■ Aim of the task
Show every line in the records below that contains the word "hint".

*** Data for the task

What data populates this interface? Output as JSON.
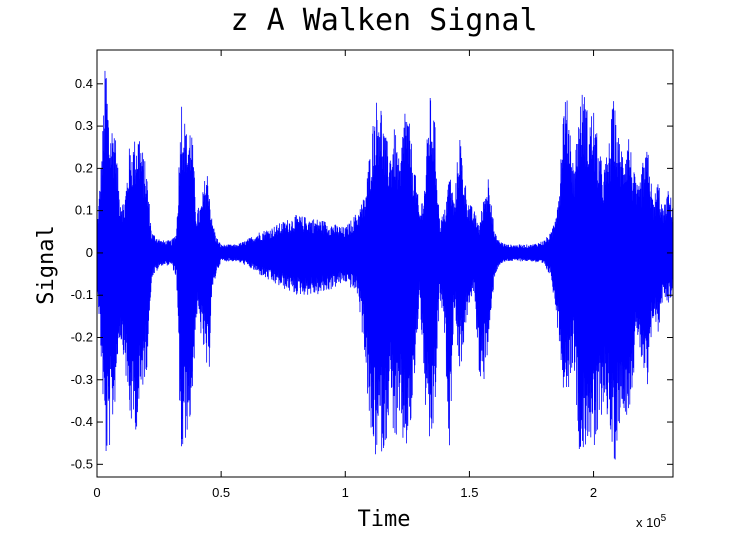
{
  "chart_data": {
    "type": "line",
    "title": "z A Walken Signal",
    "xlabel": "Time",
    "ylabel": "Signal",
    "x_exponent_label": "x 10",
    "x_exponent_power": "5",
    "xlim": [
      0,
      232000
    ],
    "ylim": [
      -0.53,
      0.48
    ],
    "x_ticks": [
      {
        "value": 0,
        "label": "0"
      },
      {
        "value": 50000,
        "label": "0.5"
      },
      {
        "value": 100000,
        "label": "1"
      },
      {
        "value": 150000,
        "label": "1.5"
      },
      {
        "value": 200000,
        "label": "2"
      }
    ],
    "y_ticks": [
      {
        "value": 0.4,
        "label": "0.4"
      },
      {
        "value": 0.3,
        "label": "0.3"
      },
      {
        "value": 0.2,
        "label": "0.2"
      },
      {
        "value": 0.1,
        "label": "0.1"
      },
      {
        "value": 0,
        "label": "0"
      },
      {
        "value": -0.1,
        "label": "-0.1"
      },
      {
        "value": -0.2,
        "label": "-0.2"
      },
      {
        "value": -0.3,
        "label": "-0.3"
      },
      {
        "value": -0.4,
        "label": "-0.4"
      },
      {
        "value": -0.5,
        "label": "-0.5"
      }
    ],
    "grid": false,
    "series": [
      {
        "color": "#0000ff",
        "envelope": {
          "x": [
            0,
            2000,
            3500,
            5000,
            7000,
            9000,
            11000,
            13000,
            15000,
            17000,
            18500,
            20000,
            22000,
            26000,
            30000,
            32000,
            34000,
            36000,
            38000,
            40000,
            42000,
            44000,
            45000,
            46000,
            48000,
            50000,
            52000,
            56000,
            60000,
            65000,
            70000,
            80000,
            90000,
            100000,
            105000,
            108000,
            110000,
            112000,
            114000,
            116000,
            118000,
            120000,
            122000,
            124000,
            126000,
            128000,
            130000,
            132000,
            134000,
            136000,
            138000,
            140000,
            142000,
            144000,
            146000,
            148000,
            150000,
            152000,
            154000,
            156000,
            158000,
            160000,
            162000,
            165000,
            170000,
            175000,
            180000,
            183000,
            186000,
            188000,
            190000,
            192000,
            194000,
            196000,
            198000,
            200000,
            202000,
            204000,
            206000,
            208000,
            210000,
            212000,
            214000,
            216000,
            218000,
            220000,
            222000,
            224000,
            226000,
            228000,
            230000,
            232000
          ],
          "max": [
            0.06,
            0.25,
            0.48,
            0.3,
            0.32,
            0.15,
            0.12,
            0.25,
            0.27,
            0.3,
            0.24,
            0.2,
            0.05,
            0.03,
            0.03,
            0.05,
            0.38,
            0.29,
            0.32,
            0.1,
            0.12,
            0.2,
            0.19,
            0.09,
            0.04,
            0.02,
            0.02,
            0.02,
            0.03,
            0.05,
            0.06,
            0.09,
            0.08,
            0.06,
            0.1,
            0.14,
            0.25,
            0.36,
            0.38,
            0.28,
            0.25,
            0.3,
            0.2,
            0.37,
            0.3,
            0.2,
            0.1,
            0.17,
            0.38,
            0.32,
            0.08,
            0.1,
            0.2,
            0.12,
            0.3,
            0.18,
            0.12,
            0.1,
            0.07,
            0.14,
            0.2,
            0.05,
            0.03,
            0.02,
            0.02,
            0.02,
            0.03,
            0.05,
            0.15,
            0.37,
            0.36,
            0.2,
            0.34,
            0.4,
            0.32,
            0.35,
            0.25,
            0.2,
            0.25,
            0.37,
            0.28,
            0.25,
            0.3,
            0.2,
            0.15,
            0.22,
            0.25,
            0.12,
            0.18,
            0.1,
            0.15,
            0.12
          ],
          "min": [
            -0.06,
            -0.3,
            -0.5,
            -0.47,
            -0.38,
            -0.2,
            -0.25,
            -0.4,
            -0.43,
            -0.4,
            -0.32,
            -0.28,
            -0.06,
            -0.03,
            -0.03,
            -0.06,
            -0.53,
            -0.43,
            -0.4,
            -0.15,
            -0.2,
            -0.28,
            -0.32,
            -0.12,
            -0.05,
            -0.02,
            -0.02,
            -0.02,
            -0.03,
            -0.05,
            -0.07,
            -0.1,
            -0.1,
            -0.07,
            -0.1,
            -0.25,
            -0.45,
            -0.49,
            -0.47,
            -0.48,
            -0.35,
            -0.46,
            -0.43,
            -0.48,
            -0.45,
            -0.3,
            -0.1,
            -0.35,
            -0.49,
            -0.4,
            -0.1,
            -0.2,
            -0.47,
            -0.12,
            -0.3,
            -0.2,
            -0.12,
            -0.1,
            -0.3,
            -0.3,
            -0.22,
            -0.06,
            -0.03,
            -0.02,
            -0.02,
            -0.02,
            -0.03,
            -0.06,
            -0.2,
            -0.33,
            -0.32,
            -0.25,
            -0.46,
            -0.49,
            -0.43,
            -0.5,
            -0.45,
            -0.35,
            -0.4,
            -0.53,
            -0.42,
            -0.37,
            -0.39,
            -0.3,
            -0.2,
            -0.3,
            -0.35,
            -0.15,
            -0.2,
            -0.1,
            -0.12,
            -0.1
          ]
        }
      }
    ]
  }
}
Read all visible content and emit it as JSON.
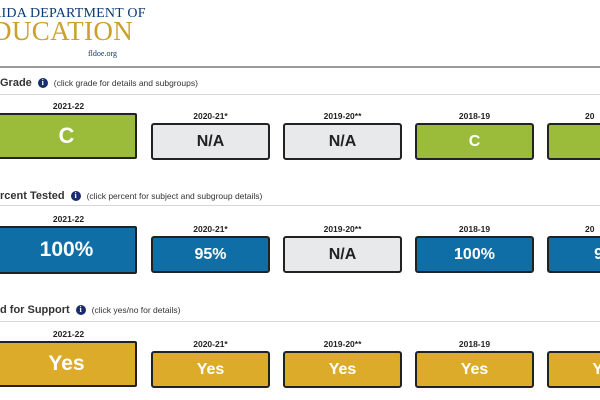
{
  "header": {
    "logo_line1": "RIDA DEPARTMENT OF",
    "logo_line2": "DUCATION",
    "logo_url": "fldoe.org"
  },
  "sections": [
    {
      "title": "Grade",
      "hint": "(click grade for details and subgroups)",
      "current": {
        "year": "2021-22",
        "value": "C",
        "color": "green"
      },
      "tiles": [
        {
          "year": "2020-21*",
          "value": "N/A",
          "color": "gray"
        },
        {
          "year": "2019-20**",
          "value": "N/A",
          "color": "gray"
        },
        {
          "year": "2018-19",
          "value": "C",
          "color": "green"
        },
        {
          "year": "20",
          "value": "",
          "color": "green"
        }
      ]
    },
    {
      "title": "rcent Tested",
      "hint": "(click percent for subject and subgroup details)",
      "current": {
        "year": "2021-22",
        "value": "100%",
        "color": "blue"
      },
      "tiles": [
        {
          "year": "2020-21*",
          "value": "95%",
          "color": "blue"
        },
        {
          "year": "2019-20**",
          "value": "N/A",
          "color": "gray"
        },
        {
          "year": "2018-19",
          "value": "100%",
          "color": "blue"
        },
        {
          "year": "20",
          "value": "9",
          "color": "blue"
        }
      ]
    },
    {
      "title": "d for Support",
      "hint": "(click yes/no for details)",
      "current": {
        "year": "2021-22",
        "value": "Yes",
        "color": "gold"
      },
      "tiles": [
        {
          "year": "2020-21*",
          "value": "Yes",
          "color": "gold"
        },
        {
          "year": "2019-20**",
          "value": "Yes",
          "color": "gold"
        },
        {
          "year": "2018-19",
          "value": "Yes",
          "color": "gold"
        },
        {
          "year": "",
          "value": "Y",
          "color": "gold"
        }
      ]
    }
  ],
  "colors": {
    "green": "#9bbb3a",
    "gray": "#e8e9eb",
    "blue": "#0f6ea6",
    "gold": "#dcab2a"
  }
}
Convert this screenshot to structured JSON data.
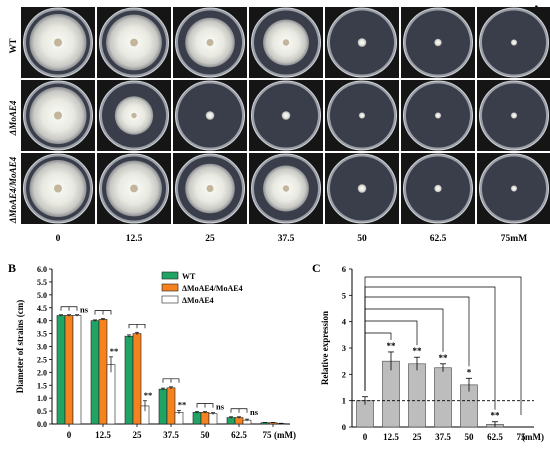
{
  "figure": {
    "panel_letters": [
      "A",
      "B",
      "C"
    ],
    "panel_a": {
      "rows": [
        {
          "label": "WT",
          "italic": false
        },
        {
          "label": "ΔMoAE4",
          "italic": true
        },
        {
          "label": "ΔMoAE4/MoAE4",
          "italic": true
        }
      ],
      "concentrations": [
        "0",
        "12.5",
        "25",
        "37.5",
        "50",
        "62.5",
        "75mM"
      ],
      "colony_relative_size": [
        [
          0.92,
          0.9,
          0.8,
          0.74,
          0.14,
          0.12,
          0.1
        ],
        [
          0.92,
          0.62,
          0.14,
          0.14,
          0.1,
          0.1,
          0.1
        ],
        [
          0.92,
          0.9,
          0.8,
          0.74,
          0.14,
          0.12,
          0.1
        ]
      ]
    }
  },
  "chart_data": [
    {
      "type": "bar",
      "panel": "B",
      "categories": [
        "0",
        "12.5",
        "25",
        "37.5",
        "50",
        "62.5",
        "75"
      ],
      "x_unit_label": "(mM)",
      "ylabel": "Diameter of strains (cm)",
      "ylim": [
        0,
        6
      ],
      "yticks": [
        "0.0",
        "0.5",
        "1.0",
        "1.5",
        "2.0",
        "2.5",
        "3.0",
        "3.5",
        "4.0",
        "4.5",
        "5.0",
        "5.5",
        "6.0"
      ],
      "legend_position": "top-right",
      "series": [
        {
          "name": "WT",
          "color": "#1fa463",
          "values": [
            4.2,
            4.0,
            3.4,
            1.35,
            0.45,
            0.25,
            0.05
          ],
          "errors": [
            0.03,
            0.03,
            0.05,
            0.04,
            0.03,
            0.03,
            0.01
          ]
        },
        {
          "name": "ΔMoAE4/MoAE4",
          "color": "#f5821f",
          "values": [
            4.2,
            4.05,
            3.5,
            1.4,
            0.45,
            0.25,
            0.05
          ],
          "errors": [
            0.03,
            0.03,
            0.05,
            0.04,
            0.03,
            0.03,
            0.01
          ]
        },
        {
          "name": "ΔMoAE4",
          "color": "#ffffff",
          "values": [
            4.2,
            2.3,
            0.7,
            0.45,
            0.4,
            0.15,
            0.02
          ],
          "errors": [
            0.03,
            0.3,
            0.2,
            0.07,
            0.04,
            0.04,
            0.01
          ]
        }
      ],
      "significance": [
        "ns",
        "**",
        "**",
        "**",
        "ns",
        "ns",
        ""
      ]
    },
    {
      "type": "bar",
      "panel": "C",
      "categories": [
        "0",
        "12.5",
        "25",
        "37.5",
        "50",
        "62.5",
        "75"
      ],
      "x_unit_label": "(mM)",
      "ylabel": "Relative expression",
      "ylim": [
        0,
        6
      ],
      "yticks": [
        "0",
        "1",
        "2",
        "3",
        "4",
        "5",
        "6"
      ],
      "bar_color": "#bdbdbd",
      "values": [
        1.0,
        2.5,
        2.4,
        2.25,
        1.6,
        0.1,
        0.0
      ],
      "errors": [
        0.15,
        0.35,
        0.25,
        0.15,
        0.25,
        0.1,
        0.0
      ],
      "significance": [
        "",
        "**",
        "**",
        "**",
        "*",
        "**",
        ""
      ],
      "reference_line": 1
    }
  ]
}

******

■ Solution
      "hint": "(click grade for details and subgroups)",
      "hint": "(click percent for subject and subgroup details)",
      "hint": "(click yes/no for details)",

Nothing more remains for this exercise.